*Task*.
Top to bottom, output the entries that follow exactly.

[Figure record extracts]
....

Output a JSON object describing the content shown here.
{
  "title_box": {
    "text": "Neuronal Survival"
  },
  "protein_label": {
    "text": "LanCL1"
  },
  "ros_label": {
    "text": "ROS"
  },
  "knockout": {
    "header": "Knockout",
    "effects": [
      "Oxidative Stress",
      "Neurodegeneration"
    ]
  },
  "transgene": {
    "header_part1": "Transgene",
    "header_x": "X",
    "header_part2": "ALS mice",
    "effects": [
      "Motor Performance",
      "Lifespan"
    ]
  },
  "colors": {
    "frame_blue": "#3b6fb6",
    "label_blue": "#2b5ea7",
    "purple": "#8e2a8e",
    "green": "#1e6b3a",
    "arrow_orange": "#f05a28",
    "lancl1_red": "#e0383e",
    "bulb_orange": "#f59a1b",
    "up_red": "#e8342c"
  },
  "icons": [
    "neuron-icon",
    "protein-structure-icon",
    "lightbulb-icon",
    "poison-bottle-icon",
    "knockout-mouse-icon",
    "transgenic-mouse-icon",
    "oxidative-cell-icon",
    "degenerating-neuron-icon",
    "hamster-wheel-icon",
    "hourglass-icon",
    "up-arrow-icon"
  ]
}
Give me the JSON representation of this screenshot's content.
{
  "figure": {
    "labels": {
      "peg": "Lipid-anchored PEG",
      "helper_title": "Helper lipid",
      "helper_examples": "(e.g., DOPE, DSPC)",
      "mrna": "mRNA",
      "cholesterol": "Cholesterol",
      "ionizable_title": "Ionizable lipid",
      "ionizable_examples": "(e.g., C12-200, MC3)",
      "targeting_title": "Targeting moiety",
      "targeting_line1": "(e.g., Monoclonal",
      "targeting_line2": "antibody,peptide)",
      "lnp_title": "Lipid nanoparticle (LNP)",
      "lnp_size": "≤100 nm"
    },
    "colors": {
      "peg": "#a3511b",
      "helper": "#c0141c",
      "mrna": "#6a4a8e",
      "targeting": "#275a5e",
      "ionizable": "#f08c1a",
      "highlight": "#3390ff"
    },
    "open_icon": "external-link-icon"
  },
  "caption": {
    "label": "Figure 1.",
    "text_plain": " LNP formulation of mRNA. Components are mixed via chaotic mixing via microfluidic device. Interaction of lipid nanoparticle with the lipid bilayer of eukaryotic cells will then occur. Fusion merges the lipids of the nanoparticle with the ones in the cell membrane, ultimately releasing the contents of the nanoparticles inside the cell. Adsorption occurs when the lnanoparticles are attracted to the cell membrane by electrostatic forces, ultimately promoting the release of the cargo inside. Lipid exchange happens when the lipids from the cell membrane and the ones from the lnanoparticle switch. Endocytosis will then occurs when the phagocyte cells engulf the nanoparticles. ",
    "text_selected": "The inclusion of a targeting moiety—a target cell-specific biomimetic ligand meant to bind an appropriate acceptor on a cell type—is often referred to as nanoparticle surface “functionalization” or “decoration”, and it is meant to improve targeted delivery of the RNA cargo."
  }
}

....

*Solution for this task*.
Output a JSON object describing the content shown here.
{
  "title_box": {
    "text": "Neuronal Survival"
  },
  "protein_label": {
    "text": "LanCL1"
  },
  "ros_label": {
    "text": "ROS"
  },
  "knockout": {
    "header": "Knockout",
    "effects": [
      "Oxidative Stress",
      "Neurodegeneration"
    ]
  },
  "transgene": {
    "header_part1": "Transgene",
    "header_x": "X",
    "header_part2": "ALS mice",
    "effects": [
      "Motor Performance",
      "Lifespan"
    ]
  },
  "colors": {
    "frame_blue": "#3b6fb6",
    "label_blue": "#2b5ea7",
    "purple": "#8e2a8e",
    "green": "#1e6b3a",
    "arrow_orange": "#f05a28",
    "lancl1_red": "#e0383e",
    "bulb_orange": "#f59a1b",
    "up_red": "#e8342c"
  },
  "icons": [
    "neuron-icon",
    "protein-structure-icon",
    "lightbulb-icon",
    "poison-bottle-icon",
    "knockout-mouse-icon",
    "transgenic-mouse-icon",
    "oxidative-cell-icon",
    "degenerating-neuron-icon",
    "hamster-wheel-icon",
    "hourglass-icon",
    "up-arrow-icon"
  ]
}
Give me the JSON representation of this screenshot's content.
{
  "figure": {
    "labels": {
      "peg": "Lipid-anchored PEG",
      "helper_title": "Helper lipid",
      "helper_examples": "(e.g., DOPE, DSPC)",
      "mrna": "mRNA",
      "cholesterol": "Cholesterol",
      "ionizable_title": "Ionizable lipid",
      "ionizable_examples": "(e.g., C12-200, MC3)",
      "targeting_title": "Targeting moiety",
      "targeting_line1": "(e.g., Monoclonal",
      "targeting_line2": "antibody,peptide)",
      "lnp_title": "Lipid nanoparticle (LNP)",
      "lnp_size": "≤100 nm"
    },
    "colors": {
      "peg": "#a3511b",
      "helper": "#c0141c",
      "mrna": "#6a4a8e",
      "targeting": "#275a5e",
      "ionizable": "#f08c1a",
      "highlight": "#3390ff"
    },
    "open_icon": "external-link-icon"
  },
  "caption": {
    "label": "Figure 1.",
    "text_plain": " LNP formulation of mRNA. Components are mixed via chaotic mixing via microfluidic device. Interaction of lipid nanoparticle with the lipid bilayer of eukaryotic cells will then occur. Fusion merges the lipids of the nanoparticle with the ones in the cell membrane, ultimately releasing the contents of the nanoparticles inside the cell. Adsorption occurs when the lnanoparticles are attracted to the cell membrane by electrostatic forces, ultimately promoting the release of the cargo inside. Lipid exchange happens when the lipids from the cell membrane and the ones from the lnanoparticle switch. Endocytosis will then occurs when the phagocyte cells engulf the nanoparticles. ",
    "text_selected": "The inclusion of a targeting moiety—a target cell-specific biomimetic ligand meant to bind an appropriate acceptor on a cell type—is often referred to as nanoparticle surface “functionalization” or “decoration”, and it is meant to improve targeted delivery of the RNA cargo."
  }
}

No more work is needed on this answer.